* TASK DESCRIPTION
Make an exact transcription of the material, leaving out all images.

* DATA TO PROCESS
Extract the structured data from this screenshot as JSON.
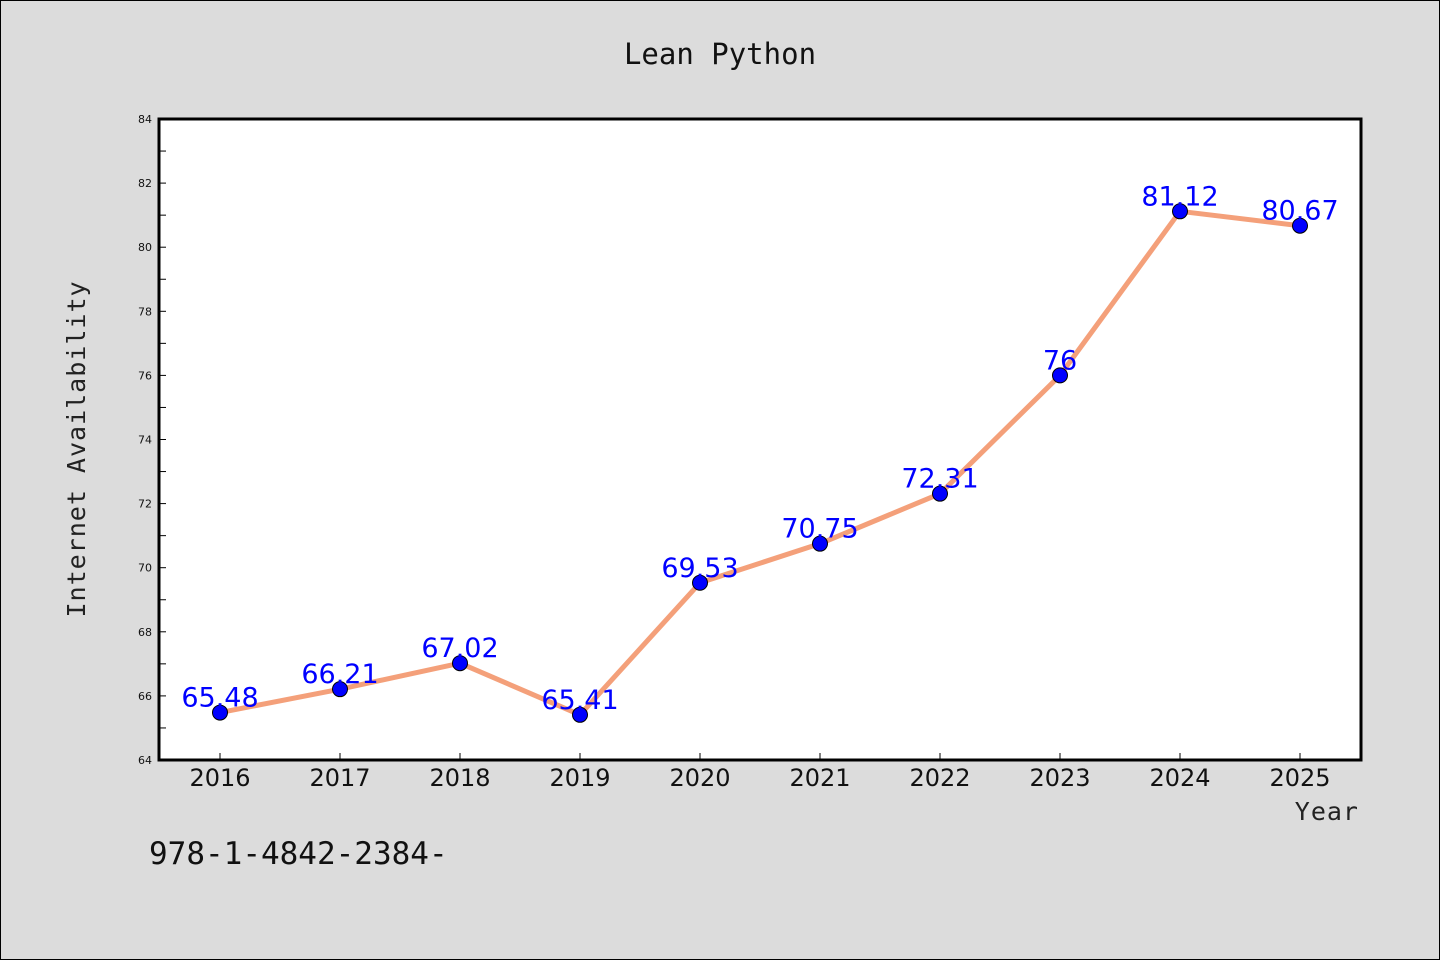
{
  "chart_data": {
    "type": "line",
    "title": "Lean Python",
    "xlabel": "Year",
    "ylabel": "Internet Availability",
    "categories": [
      "2016",
      "2017",
      "2018",
      "2019",
      "2020",
      "2021",
      "2022",
      "2023",
      "2024",
      "2025"
    ],
    "series": [
      {
        "values": [
          65.48,
          66.21,
          67.02,
          65.41,
          69.53,
          70.75,
          72.31,
          76,
          81.12,
          80.67
        ],
        "labels": [
          "65.48",
          "66.21",
          "67.02",
          "65.41",
          "69.53",
          "70.75",
          "72.31",
          "76",
          "81.12",
          "80.67"
        ]
      }
    ],
    "ylim": [
      64,
      84
    ],
    "yticks": [
      "64",
      "66",
      "68",
      "70",
      "72",
      "74",
      "76",
      "78",
      "80",
      "82",
      "84"
    ],
    "grid": false,
    "colors": {
      "line": "#f4a07a",
      "marker": "#0000ff",
      "data_label": "#0000ff",
      "background": "#dcdcdc",
      "plot_area": "#ffffff"
    }
  },
  "footer_text": "978-1-4842-2384-"
}
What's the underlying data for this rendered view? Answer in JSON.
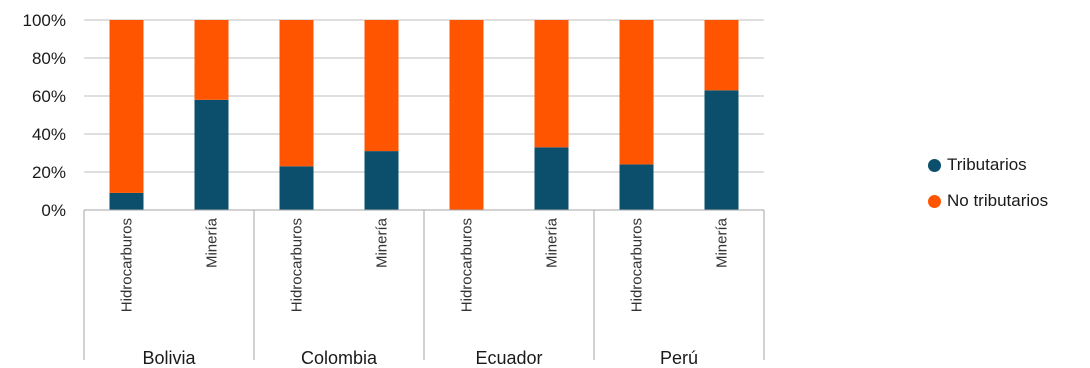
{
  "chart_data": {
    "type": "bar",
    "stacked": true,
    "percent_axis": true,
    "ylim": [
      0,
      100
    ],
    "yticks": [
      "0%",
      "20%",
      "40%",
      "60%",
      "80%",
      "100%"
    ],
    "groups": [
      {
        "name": "Bolivia",
        "categories": [
          "Hidrocarburos",
          "Minería"
        ]
      },
      {
        "name": "Colombia",
        "categories": [
          "Hidrocarburos",
          "Minería"
        ]
      },
      {
        "name": "Ecuador",
        "categories": [
          "Hidrocarburos",
          "Minería"
        ]
      },
      {
        "name": "Perú",
        "categories": [
          "Hidrocarburos",
          "Minería"
        ]
      }
    ],
    "series": [
      {
        "name": "Tributarios",
        "color": "#0b4f6c",
        "values": [
          9,
          58,
          23,
          31,
          0,
          33,
          24,
          63
        ]
      },
      {
        "name": "No tributarios",
        "color": "#ff5500",
        "values": [
          91,
          42,
          77,
          69,
          100,
          67,
          76,
          37
        ]
      }
    ],
    "grid": true,
    "legend_position": "right"
  }
}
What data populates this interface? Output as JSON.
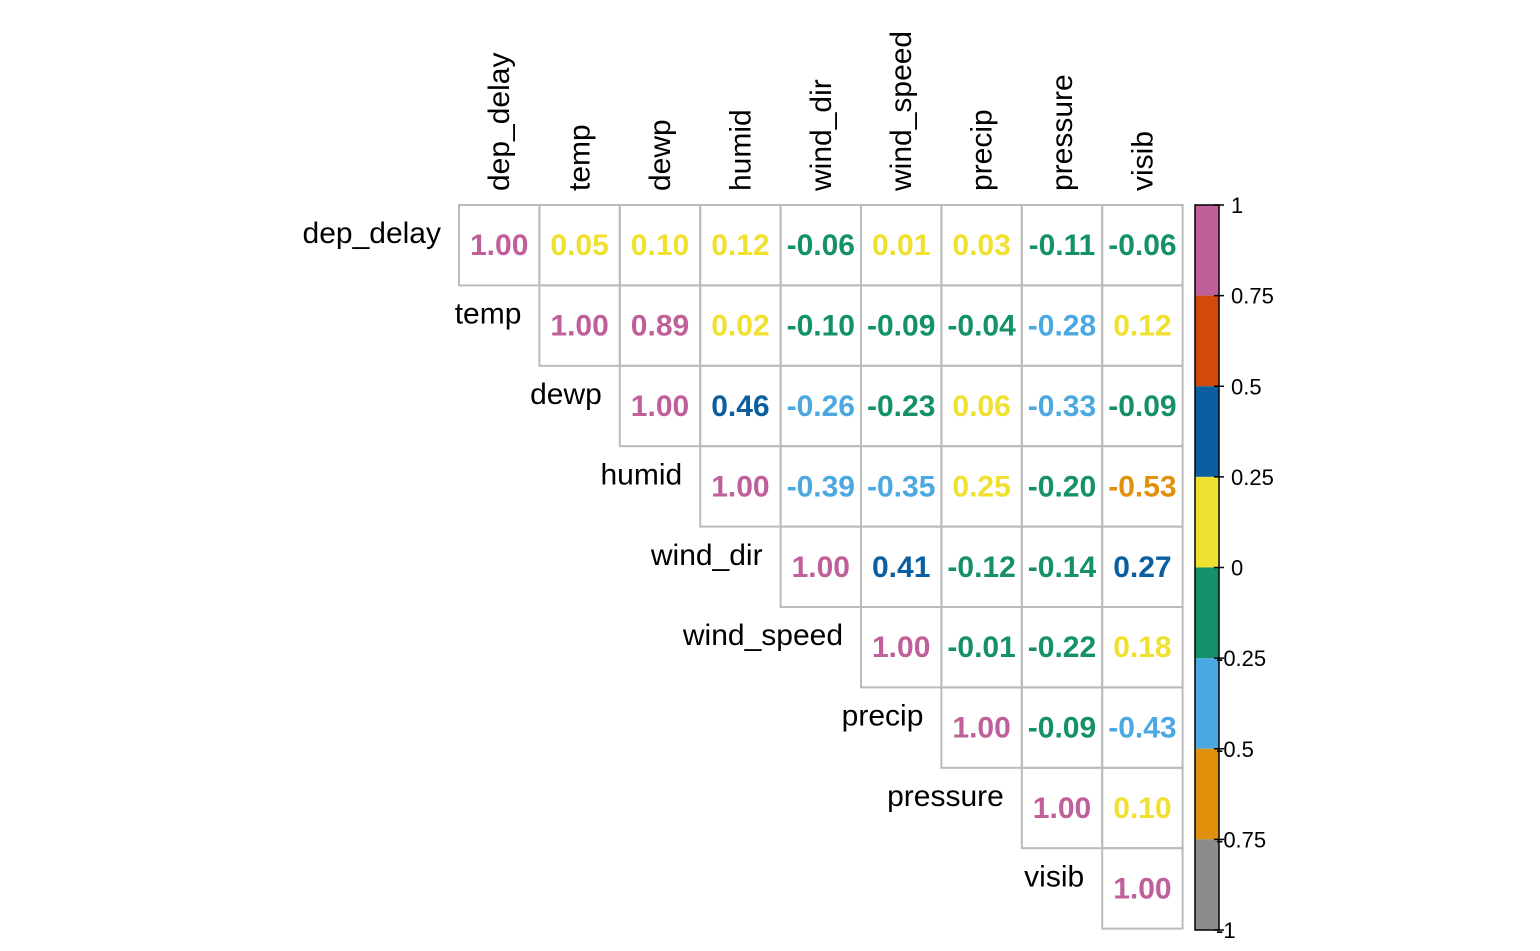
{
  "chart_data": {
    "type": "heatmap",
    "variables": [
      "dep_delay",
      "temp",
      "dewp",
      "humid",
      "wind_dir",
      "wind_speed",
      "precip",
      "pressure",
      "visib"
    ],
    "matrix": [
      [
        1.0,
        0.05,
        0.1,
        0.12,
        -0.06,
        0.01,
        0.03,
        -0.11,
        -0.06
      ],
      [
        null,
        1.0,
        0.89,
        0.02,
        -0.1,
        -0.09,
        -0.04,
        -0.28,
        0.12
      ],
      [
        null,
        null,
        1.0,
        0.46,
        -0.26,
        -0.23,
        0.06,
        -0.33,
        -0.09
      ],
      [
        null,
        null,
        null,
        1.0,
        -0.39,
        -0.35,
        0.25,
        -0.2,
        -0.53
      ],
      [
        null,
        null,
        null,
        null,
        1.0,
        0.41,
        -0.12,
        -0.14,
        0.27
      ],
      [
        null,
        null,
        null,
        null,
        null,
        1.0,
        -0.01,
        -0.22,
        0.18
      ],
      [
        null,
        null,
        null,
        null,
        null,
        null,
        1.0,
        -0.09,
        -0.43
      ],
      [
        null,
        null,
        null,
        null,
        null,
        null,
        null,
        1.0,
        0.1
      ],
      [
        null,
        null,
        null,
        null,
        null,
        null,
        null,
        null,
        1.0
      ]
    ],
    "colorbar": {
      "range": [
        -1,
        1
      ],
      "ticks": [
        "1",
        "0.75",
        "0.5",
        "0.25",
        "0",
        "-0.25",
        "-0.5",
        "-0.75",
        "-1"
      ],
      "bins": [
        {
          "from": 0.75,
          "to": 1.0,
          "color": "#c0609a"
        },
        {
          "from": 0.5,
          "to": 0.75,
          "color": "#d14a0c"
        },
        {
          "from": 0.25,
          "to": 0.5,
          "color": "#0a5fa0"
        },
        {
          "from": 0.0,
          "to": 0.25,
          "color": "#f0e030"
        },
        {
          "from": -0.25,
          "to": 0.0,
          "color": "#14916a"
        },
        {
          "from": -0.5,
          "to": -0.25,
          "color": "#4ba8e0"
        },
        {
          "from": -0.75,
          "to": -0.5,
          "color": "#e0900a"
        },
        {
          "from": -1.0,
          "to": -0.75,
          "color": "#8c8c8c"
        }
      ]
    },
    "grid_color": "#bbbbbb",
    "upper_triangle_only": true
  }
}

* SOLUTION TO THIS EXERCISE
Extract the structured data from this screenshot as JSON.
{
  "chart_data": {
    "type": "line",
    "title": "Lean Python",
    "xlabel": "Year",
    "ylabel": "Internet Availability",
    "categories": [
      "2016",
      "2017",
      "2018",
      "2019",
      "2020",
      "2021",
      "2022",
      "2023",
      "2024",
      "2025"
    ],
    "series": [
      {
        "values": [
          65.48,
          66.21,
          67.02,
          65.41,
          69.53,
          70.75,
          72.31,
          76,
          81.12,
          80.67
        ],
        "labels": [
          "65.48",
          "66.21",
          "67.02",
          "65.41",
          "69.53",
          "70.75",
          "72.31",
          "76",
          "81.12",
          "80.67"
        ]
      }
    ],
    "ylim": [
      64,
      84
    ],
    "yticks": [
      "64",
      "66",
      "68",
      "70",
      "72",
      "74",
      "76",
      "78",
      "80",
      "82",
      "84"
    ],
    "grid": false,
    "colors": {
      "line": "#f4a07a",
      "marker": "#0000ff",
      "data_label": "#0000ff",
      "background": "#dcdcdc",
      "plot_area": "#ffffff"
    }
  },
  "footer_text": "978-1-4842-2384-"
}
What's the underlying data for this rendered view? Answer in JSON.
{
  "chart_data": {
    "type": "bar",
    "stacked": true,
    "percent_axis": true,
    "ylim": [
      0,
      100
    ],
    "yticks": [
      "0%",
      "20%",
      "40%",
      "60%",
      "80%",
      "100%"
    ],
    "groups": [
      {
        "name": "Bolivia",
        "categories": [
          "Hidrocarburos",
          "Minería"
        ]
      },
      {
        "name": "Colombia",
        "categories": [
          "Hidrocarburos",
          "Minería"
        ]
      },
      {
        "name": "Ecuador",
        "categories": [
          "Hidrocarburos",
          "Minería"
        ]
      },
      {
        "name": "Perú",
        "categories": [
          "Hidrocarburos",
          "Minería"
        ]
      }
    ],
    "series": [
      {
        "name": "Tributarios",
        "color": "#0b4f6c",
        "values": [
          9,
          58,
          23,
          31,
          0,
          33,
          24,
          63
        ]
      },
      {
        "name": "No tributarios",
        "color": "#ff5500",
        "values": [
          91,
          42,
          77,
          69,
          100,
          67,
          76,
          37
        ]
      }
    ],
    "grid": true,
    "legend_position": "right"
  }
}
What data populates this interface? Output as JSON.
{
  "chart_data": {
    "type": "heatmap",
    "variables": [
      "dep_delay",
      "temp",
      "dewp",
      "humid",
      "wind_dir",
      "wind_speed",
      "precip",
      "pressure",
      "visib"
    ],
    "matrix": [
      [
        1.0,
        0.05,
        0.1,
        0.12,
        -0.06,
        0.01,
        0.03,
        -0.11,
        -0.06
      ],
      [
        null,
        1.0,
        0.89,
        0.02,
        -0.1,
        -0.09,
        -0.04,
        -0.28,
        0.12
      ],
      [
        null,
        null,
        1.0,
        0.46,
        -0.26,
        -0.23,
        0.06,
        -0.33,
        -0.09
      ],
      [
        null,
        null,
        null,
        1.0,
        -0.39,
        -0.35,
        0.25,
        -0.2,
        -0.53
      ],
      [
        null,
        null,
        null,
        null,
        1.0,
        0.41,
        -0.12,
        -0.14,
        0.27
      ],
      [
        null,
        null,
        null,
        null,
        null,
        1.0,
        -0.01,
        -0.22,
        0.18
      ],
      [
        null,
        null,
        null,
        null,
        null,
        null,
        1.0,
        -0.09,
        -0.43
      ],
      [
        null,
        null,
        null,
        null,
        null,
        null,
        null,
        1.0,
        0.1
      ],
      [
        null,
        null,
        null,
        null,
        null,
        null,
        null,
        null,
        1.0
      ]
    ],
    "colorbar": {
      "range": [
        -1,
        1
      ],
      "ticks": [
        "1",
        "0.75",
        "0.5",
        "0.25",
        "0",
        "-0.25",
        "-0.5",
        "-0.75",
        "-1"
      ],
      "bins": [
        {
          "from": 0.75,
          "to": 1.0,
          "color": "#c0609a"
        },
        {
          "from": 0.5,
          "to": 0.75,
          "color": "#d14a0c"
        },
        {
          "from": 0.25,
          "to": 0.5,
          "color": "#0a5fa0"
        },
        {
          "from": 0.0,
          "to": 0.25,
          "color": "#f0e030"
        },
        {
          "from": -0.25,
          "to": 0.0,
          "color": "#14916a"
        },
        {
          "from": -0.5,
          "to": -0.25,
          "color": "#4ba8e0"
        },
        {
          "from": -0.75,
          "to": -0.5,
          "color": "#e0900a"
        },
        {
          "from": -1.0,
          "to": -0.75,
          "color": "#8c8c8c"
        }
      ]
    },
    "grid_color": "#bbbbbb",
    "upper_triangle_only": true
  }
}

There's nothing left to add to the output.